**PROBLEM DETAILS**
Leaving out every picture, quote the data below exactly as it appears.

**DATASET ROWS**
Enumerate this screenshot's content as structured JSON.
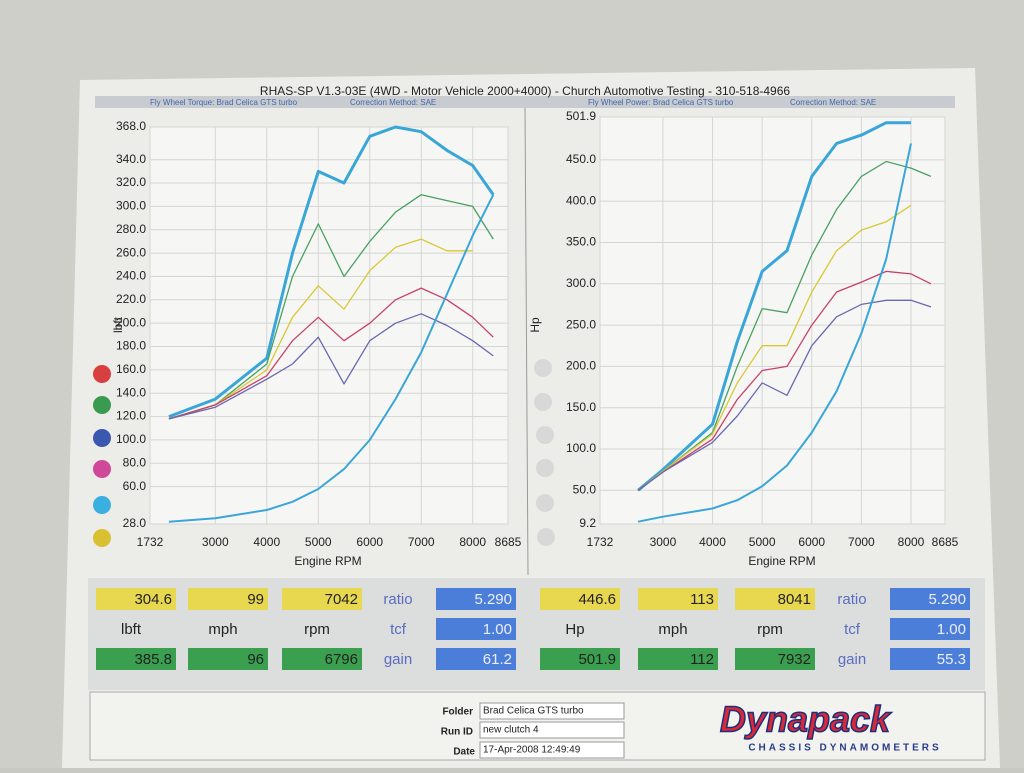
{
  "header": {
    "title": "RHAS-SP V1.3-03E  (4WD - Motor Vehicle 2000+4000) - Church Automotive Testing - 310-518-4966",
    "left_note": "Fly Wheel Torque: Brad Celica GTS turbo",
    "left_correction": "Correction Method: SAE",
    "right_note": "Fly Wheel Power: Brad Celica GTS turbo",
    "right_correction": "Correction Method: SAE"
  },
  "chart_data": [
    {
      "type": "line",
      "xlabel": "Engine RPM",
      "ylabel": "lbft",
      "grid": true,
      "x": [
        2100,
        3000,
        4000,
        4500,
        5000,
        5500,
        6000,
        6500,
        7000,
        7500,
        8000,
        8400
      ],
      "xlim": [
        1732,
        8685
      ],
      "xticks": [
        1732,
        3000,
        4000,
        5000,
        6000,
        7000,
        8000,
        8685
      ],
      "ylim": [
        28,
        368
      ],
      "yticks": [
        {
          "value": 28,
          "label": "28.0"
        },
        {
          "value": 60,
          "label": "60.0"
        },
        {
          "value": 80,
          "label": "80.0"
        },
        {
          "value": 100,
          "label": "100.0"
        },
        {
          "value": 120,
          "label": "120.0"
        },
        {
          "value": 140,
          "label": "140.0"
        },
        {
          "value": 160,
          "label": "160.0"
        },
        {
          "value": 180,
          "label": "180.0"
        },
        {
          "value": 200,
          "label": "200.0"
        },
        {
          "value": 220,
          "label": "220.0"
        },
        {
          "value": 240,
          "label": "240.0"
        },
        {
          "value": 260,
          "label": "260.0"
        },
        {
          "value": 280,
          "label": "280.0"
        },
        {
          "value": 300,
          "label": "300.0"
        },
        {
          "value": 320,
          "label": "320.0"
        },
        {
          "value": 340,
          "label": "340.0"
        },
        {
          "value": 368,
          "label": "368.0"
        }
      ],
      "series": [
        {
          "color": "#3aa6d8",
          "width": 3,
          "values": [
            120,
            135,
            170,
            260,
            330,
            320,
            360,
            368,
            364,
            348,
            335,
            310
          ]
        },
        {
          "color": "#4aa060",
          "width": 1.3,
          "values": [
            118,
            130,
            165,
            240,
            285,
            240,
            270,
            295,
            310,
            305,
            300,
            272
          ]
        },
        {
          "color": "#d8c832",
          "width": 1.3,
          "values": [
            118,
            130,
            160,
            205,
            232,
            212,
            245,
            265,
            272,
            262,
            262,
            null
          ]
        },
        {
          "color": "#c8406a",
          "width": 1.3,
          "values": [
            118,
            130,
            155,
            185,
            205,
            185,
            200,
            220,
            230,
            220,
            205,
            188
          ]
        },
        {
          "color": "#6a68b0",
          "width": 1.3,
          "values": [
            118,
            128,
            152,
            165,
            188,
            148,
            185,
            200,
            208,
            198,
            185,
            172
          ]
        },
        {
          "color": "#3aa6d8",
          "width": 2,
          "values": [
            30,
            33,
            40,
            47,
            58,
            75,
            100,
            135,
            175,
            225,
            275,
            310
          ]
        }
      ]
    },
    {
      "type": "line",
      "xlabel": "Engine RPM",
      "ylabel": "Hp",
      "grid": true,
      "x": [
        2500,
        3000,
        4000,
        4500,
        5000,
        5500,
        6000,
        6500,
        7000,
        7500,
        8000,
        8400
      ],
      "xlim": [
        1732,
        8685
      ],
      "xticks": [
        1732,
        3000,
        4000,
        5000,
        6000,
        7000,
        8000,
        8685
      ],
      "ylim": [
        9.2,
        501.9
      ],
      "yticks": [
        {
          "value": 9.2,
          "label": "9.2"
        },
        {
          "value": 50,
          "label": "50.0"
        },
        {
          "value": 100,
          "label": "100.0"
        },
        {
          "value": 150,
          "label": "150.0"
        },
        {
          "value": 200,
          "label": "200.0"
        },
        {
          "value": 250,
          "label": "250.0"
        },
        {
          "value": 300,
          "label": "300.0"
        },
        {
          "value": 350,
          "label": "350.0"
        },
        {
          "value": 400,
          "label": "400.0"
        },
        {
          "value": 450,
          "label": "450.0"
        },
        {
          "value": 501.9,
          "label": "501.9"
        }
      ],
      "series": [
        {
          "color": "#3aa6d8",
          "width": 3,
          "values": [
            50,
            75,
            130,
            230,
            315,
            340,
            430,
            470,
            480,
            495,
            495,
            null
          ]
        },
        {
          "color": "#4aa060",
          "width": 1.3,
          "values": [
            50,
            73,
            120,
            200,
            270,
            265,
            335,
            390,
            430,
            448,
            440,
            430
          ]
        },
        {
          "color": "#d8c832",
          "width": 1.3,
          "values": [
            50,
            73,
            118,
            180,
            225,
            225,
            290,
            340,
            365,
            375,
            395,
            null
          ]
        },
        {
          "color": "#c8406a",
          "width": 1.3,
          "values": [
            50,
            72,
            112,
            160,
            195,
            200,
            250,
            290,
            302,
            315,
            312,
            300
          ]
        },
        {
          "color": "#6a68b0",
          "width": 1.3,
          "values": [
            50,
            72,
            108,
            140,
            180,
            165,
            225,
            260,
            275,
            280,
            280,
            272
          ]
        },
        {
          "color": "#3aa6d8",
          "width": 2,
          "values": [
            12,
            18,
            28,
            38,
            55,
            80,
            120,
            170,
            240,
            330,
            470,
            null
          ]
        }
      ]
    }
  ],
  "tables": [
    {
      "rows": [
        [
          "304.6",
          "99",
          "7042",
          "ratio",
          "5.290"
        ],
        [
          "lbft",
          "mph",
          "rpm",
          "tcf",
          "1.00"
        ],
        [
          "385.8",
          "96",
          "6796",
          "gain",
          "61.2"
        ]
      ]
    },
    {
      "rows": [
        [
          "446.6",
          "113",
          "8041",
          "ratio",
          "5.290"
        ],
        [
          "Hp",
          "mph",
          "rpm",
          "tcf",
          "1.00"
        ],
        [
          "501.9",
          "112",
          "7932",
          "gain",
          "55.3"
        ]
      ]
    }
  ],
  "footer": {
    "folder_label": "Folder",
    "folder": "Brad Celica GTS turbo",
    "run_label": "Run ID",
    "run": "new clutch 4",
    "date_label": "Date",
    "date": "17-Apr-2008  12:49:49",
    "brand": "Dynapack",
    "tagline": "CHASSIS  DYNAMOMETERS"
  }
}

**SOLUTION TO THIS TASK**
Enumerate this screenshot's content as structured JSON.
{
  "header": {
    "title": "RHAS-SP V1.3-03E  (4WD - Motor Vehicle 2000+4000) - Church Automotive Testing - 310-518-4966",
    "left_note": "Fly Wheel Torque: Brad Celica GTS turbo",
    "left_correction": "Correction Method: SAE",
    "right_note": "Fly Wheel Power: Brad Celica GTS turbo",
    "right_correction": "Correction Method: SAE"
  },
  "chart_data": [
    {
      "type": "line",
      "xlabel": "Engine RPM",
      "ylabel": "lbft",
      "grid": true,
      "x": [
        2100,
        3000,
        4000,
        4500,
        5000,
        5500,
        6000,
        6500,
        7000,
        7500,
        8000,
        8400
      ],
      "xlim": [
        1732,
        8685
      ],
      "xticks": [
        1732,
        3000,
        4000,
        5000,
        6000,
        7000,
        8000,
        8685
      ],
      "ylim": [
        28,
        368
      ],
      "yticks": [
        {
          "value": 28,
          "label": "28.0"
        },
        {
          "value": 60,
          "label": "60.0"
        },
        {
          "value": 80,
          "label": "80.0"
        },
        {
          "value": 100,
          "label": "100.0"
        },
        {
          "value": 120,
          "label": "120.0"
        },
        {
          "value": 140,
          "label": "140.0"
        },
        {
          "value": 160,
          "label": "160.0"
        },
        {
          "value": 180,
          "label": "180.0"
        },
        {
          "value": 200,
          "label": "200.0"
        },
        {
          "value": 220,
          "label": "220.0"
        },
        {
          "value": 240,
          "label": "240.0"
        },
        {
          "value": 260,
          "label": "260.0"
        },
        {
          "value": 280,
          "label": "280.0"
        },
        {
          "value": 300,
          "label": "300.0"
        },
        {
          "value": 320,
          "label": "320.0"
        },
        {
          "value": 340,
          "label": "340.0"
        },
        {
          "value": 368,
          "label": "368.0"
        }
      ],
      "series": [
        {
          "color": "#3aa6d8",
          "width": 3,
          "values": [
            120,
            135,
            170,
            260,
            330,
            320,
            360,
            368,
            364,
            348,
            335,
            310
          ]
        },
        {
          "color": "#4aa060",
          "width": 1.3,
          "values": [
            118,
            130,
            165,
            240,
            285,
            240,
            270,
            295,
            310,
            305,
            300,
            272
          ]
        },
        {
          "color": "#d8c832",
          "width": 1.3,
          "values": [
            118,
            130,
            160,
            205,
            232,
            212,
            245,
            265,
            272,
            262,
            262,
            null
          ]
        },
        {
          "color": "#c8406a",
          "width": 1.3,
          "values": [
            118,
            130,
            155,
            185,
            205,
            185,
            200,
            220,
            230,
            220,
            205,
            188
          ]
        },
        {
          "color": "#6a68b0",
          "width": 1.3,
          "values": [
            118,
            128,
            152,
            165,
            188,
            148,
            185,
            200,
            208,
            198,
            185,
            172
          ]
        },
        {
          "color": "#3aa6d8",
          "width": 2,
          "values": [
            30,
            33,
            40,
            47,
            58,
            75,
            100,
            135,
            175,
            225,
            275,
            310
          ]
        }
      ]
    },
    {
      "type": "line",
      "xlabel": "Engine RPM",
      "ylabel": "Hp",
      "grid": true,
      "x": [
        2500,
        3000,
        4000,
        4500,
        5000,
        5500,
        6000,
        6500,
        7000,
        7500,
        8000,
        8400
      ],
      "xlim": [
        1732,
        8685
      ],
      "xticks": [
        1732,
        3000,
        4000,
        5000,
        6000,
        7000,
        8000,
        8685
      ],
      "ylim": [
        9.2,
        501.9
      ],
      "yticks": [
        {
          "value": 9.2,
          "label": "9.2"
        },
        {
          "value": 50,
          "label": "50.0"
        },
        {
          "value": 100,
          "label": "100.0"
        },
        {
          "value": 150,
          "label": "150.0"
        },
        {
          "value": 200,
          "label": "200.0"
        },
        {
          "value": 250,
          "label": "250.0"
        },
        {
          "value": 300,
          "label": "300.0"
        },
        {
          "value": 350,
          "label": "350.0"
        },
        {
          "value": 400,
          "label": "400.0"
        },
        {
          "value": 450,
          "label": "450.0"
        },
        {
          "value": 501.9,
          "label": "501.9"
        }
      ],
      "series": [
        {
          "color": "#3aa6d8",
          "width": 3,
          "values": [
            50,
            75,
            130,
            230,
            315,
            340,
            430,
            470,
            480,
            495,
            495,
            null
          ]
        },
        {
          "color": "#4aa060",
          "width": 1.3,
          "values": [
            50,
            73,
            120,
            200,
            270,
            265,
            335,
            390,
            430,
            448,
            440,
            430
          ]
        },
        {
          "color": "#d8c832",
          "width": 1.3,
          "values": [
            50,
            73,
            118,
            180,
            225,
            225,
            290,
            340,
            365,
            375,
            395,
            null
          ]
        },
        {
          "color": "#c8406a",
          "width": 1.3,
          "values": [
            50,
            72,
            112,
            160,
            195,
            200,
            250,
            290,
            302,
            315,
            312,
            300
          ]
        },
        {
          "color": "#6a68b0",
          "width": 1.3,
          "values": [
            50,
            72,
            108,
            140,
            180,
            165,
            225,
            260,
            275,
            280,
            280,
            272
          ]
        },
        {
          "color": "#3aa6d8",
          "width": 2,
          "values": [
            12,
            18,
            28,
            38,
            55,
            80,
            120,
            170,
            240,
            330,
            470,
            null
          ]
        }
      ]
    }
  ],
  "tables": [
    {
      "rows": [
        [
          "304.6",
          "99",
          "7042",
          "ratio",
          "5.290"
        ],
        [
          "lbft",
          "mph",
          "rpm",
          "tcf",
          "1.00"
        ],
        [
          "385.8",
          "96",
          "6796",
          "gain",
          "61.2"
        ]
      ]
    },
    {
      "rows": [
        [
          "446.6",
          "113",
          "8041",
          "ratio",
          "5.290"
        ],
        [
          "Hp",
          "mph",
          "rpm",
          "tcf",
          "1.00"
        ],
        [
          "501.9",
          "112",
          "7932",
          "gain",
          "55.3"
        ]
      ]
    }
  ],
  "footer": {
    "folder_label": "Folder",
    "folder": "Brad Celica GTS turbo",
    "run_label": "Run ID",
    "run": "new clutch 4",
    "date_label": "Date",
    "date": "17-Apr-2008  12:49:49",
    "brand": "Dynapack",
    "tagline": "CHASSIS  DYNAMOMETERS"
  }
}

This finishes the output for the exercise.